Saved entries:
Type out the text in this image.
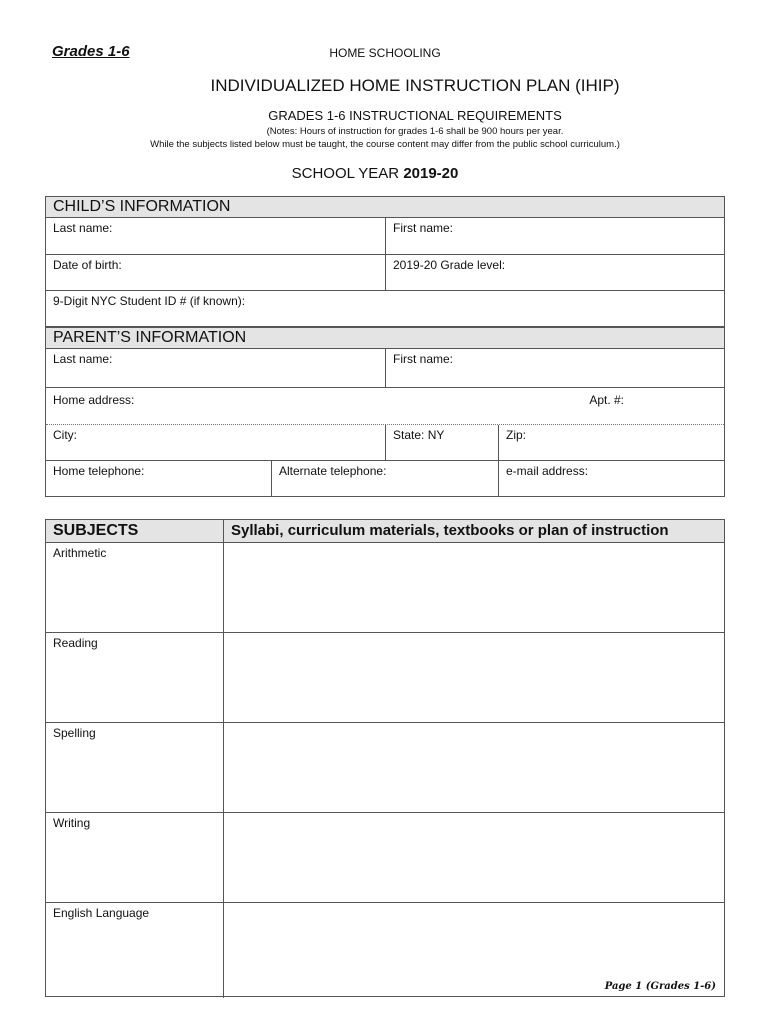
Grades 1-6	HOME SCHOOLING
INDIVIDUALIZED HOME INSTRUCTION PLAN (IHIP)
GRADES 1-6 INSTRUCTIONAL REQUIREMENTS
(Notes: Hours of instruction for grades 1-6 shall be 900 hours per year.
While the subjects listed below must be taught, the course content may differ from the public school curriculum.)
SCHOOL YEAR 2019-20
CHILD’S INFORMATION
Last name:	First name:
Date of birth:	2019-20 Grade level:
9-Digit NYC Student ID # (if known):
PARENT’S INFORMATION
Last name:	First name:
Home address:	Apt. #:
City:	State: NY	Zip:
Home telephone:	Alternate telephone:	e-mail address:
SUBJECTS	Syllabi, curriculum materials, textbooks or plan of instruction
Arithmetic
Reading
Spelling
Writing
English Language
Page 1 (Grades 1-6)
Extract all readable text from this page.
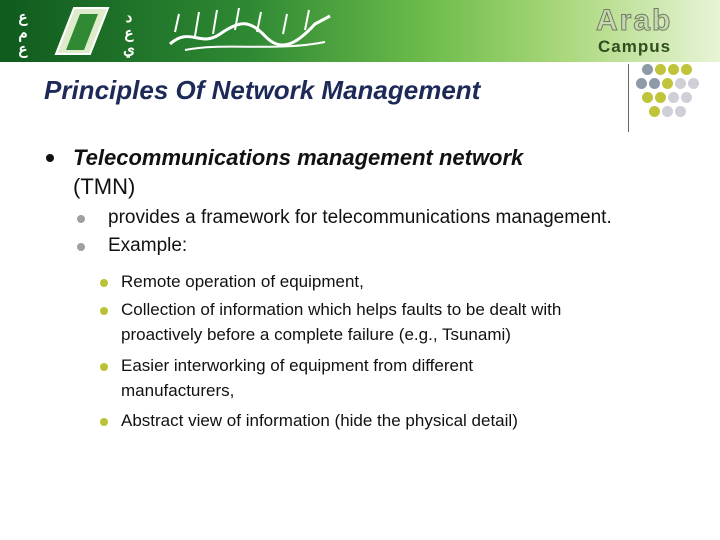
ع
م
ع
د
ع
ي
Arab
Campus
Principles Of Network Management
Telecommunications management network
(TMN)
provides a framework for telecommunications management.
Example:
Remote operation of equipment,
Collection of information which helps faults to be dealt with
proactively before a complete failure (e.g., Tsunami)
Easier interworking of equipment from different
manufacturers,
Abstract view of information (hide the physical detail)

● **TO DO**
Except for the pictures, print the data above exactly.

● **RESPONSE**
Type out the text in this image.
Grades 1-6	HOME SCHOOLING
INDIVIDUALIZED HOME INSTRUCTION PLAN (IHIP)
GRADES 1-6 INSTRUCTIONAL REQUIREMENTS
(Notes: Hours of instruction for grades 1-6 shall be 900 hours per year.
While the subjects listed below must be taught, the course content may differ from the public school curriculum.)
SCHOOL YEAR 2019-20
CHILD’S INFORMATION
Last name:	First name:
Date of birth:	2019-20 Grade level:
9-Digit NYC Student ID # (if known):
PARENT’S INFORMATION
Last name:	First name:
Home address:	Apt. #:
City:	State: NY	Zip:
Home telephone:	Alternate telephone:	e-mail address:
SUBJECTS	Syllabi, curriculum materials, textbooks or plan of instruction
Arithmetic
Reading
Spelling
Writing
English Language
Page 1 (Grades 1-6)
Extract all readable text from this page.
ع
م
ع
د
ع
ي
Arab
Campus
Principles Of Network Management
Telecommunications management network
(TMN)
provides a framework for telecommunications management.
Example:
Remote operation of equipment,
Collection of information which helps faults to be dealt with
proactively before a complete failure (e.g., Tsunami)
Easier interworking of equipment from different
manufacturers,
Abstract view of information (hide the physical detail)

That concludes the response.